• _Do this_:
Repeat each line of the material below exactly as it appears, minus any pictures.

• _Provided entries_:
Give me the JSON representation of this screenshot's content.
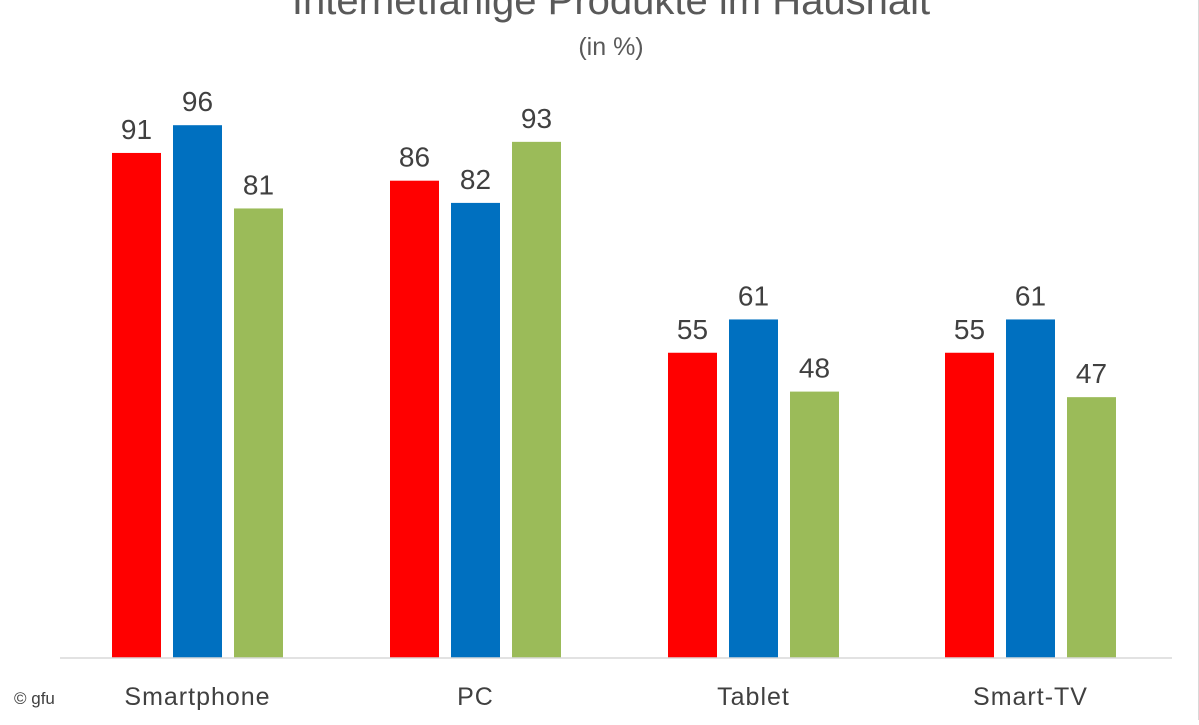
{
  "chart_data": {
    "type": "bar",
    "title": "Internetfähige Produkte im Haushalt",
    "subtitle": "(in %)",
    "categories": [
      "Smartphone",
      "PC",
      "Tablet",
      "Smart-TV"
    ],
    "series": [
      {
        "color": "#ff0000",
        "values": [
          91,
          86,
          55,
          55
        ]
      },
      {
        "color": "#0070c0",
        "values": [
          96,
          82,
          61,
          61
        ]
      },
      {
        "color": "#9bbb59",
        "values": [
          81,
          93,
          48,
          47
        ]
      }
    ],
    "ylim": [
      0,
      100
    ],
    "grid": false,
    "legend": "none"
  },
  "copyright": "© gfu"
}
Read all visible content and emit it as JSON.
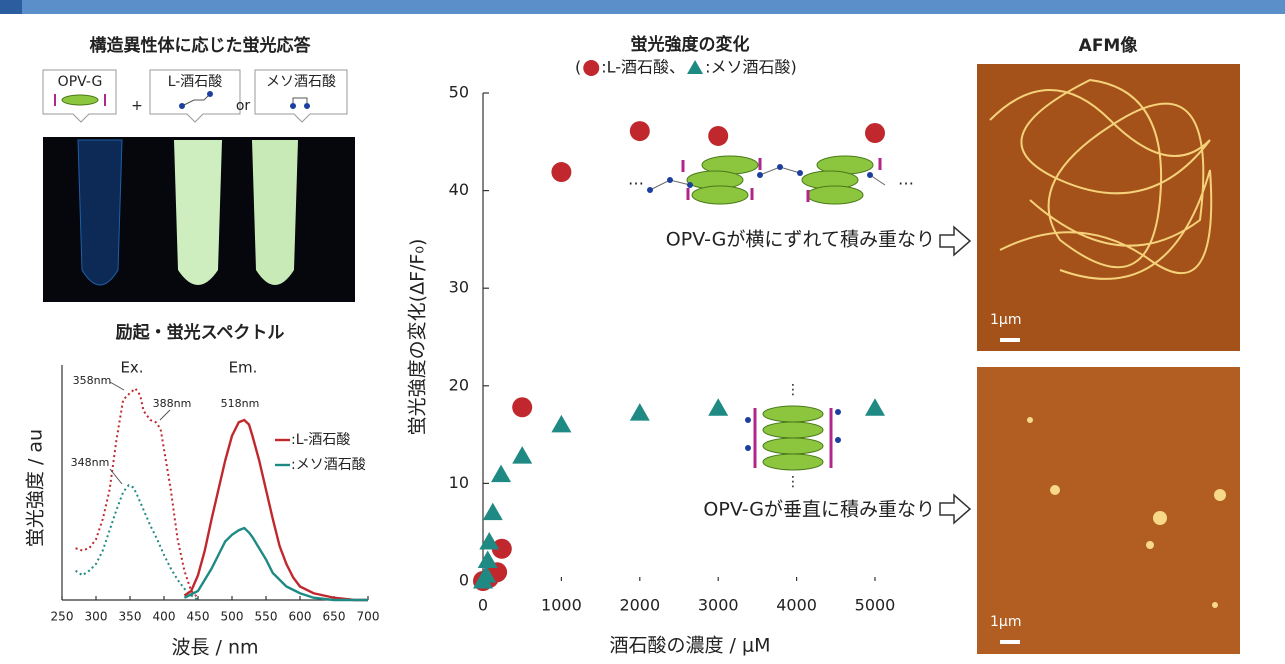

• _Problem solution_:
Give me the JSON representation of this screenshot's content.
{
  "chart_data": {
    "type": "bar",
    "title": "Internetfähige Produkte im Haushalt",
    "subtitle": "(in %)",
    "categories": [
      "Smartphone",
      "PC",
      "Tablet",
      "Smart-TV"
    ],
    "series": [
      {
        "color": "#ff0000",
        "values": [
          91,
          86,
          55,
          55
        ]
      },
      {
        "color": "#0070c0",
        "values": [
          96,
          82,
          61,
          61
        ]
      },
      {
        "color": "#9bbb59",
        "values": [
          81,
          93,
          48,
          47
        ]
      }
    ],
    "ylim": [
      0,
      100
    ],
    "grid": false,
    "legend": "none"
  },
  "copyright": "© gfu"
}
Read all visible content and emit it as JSON.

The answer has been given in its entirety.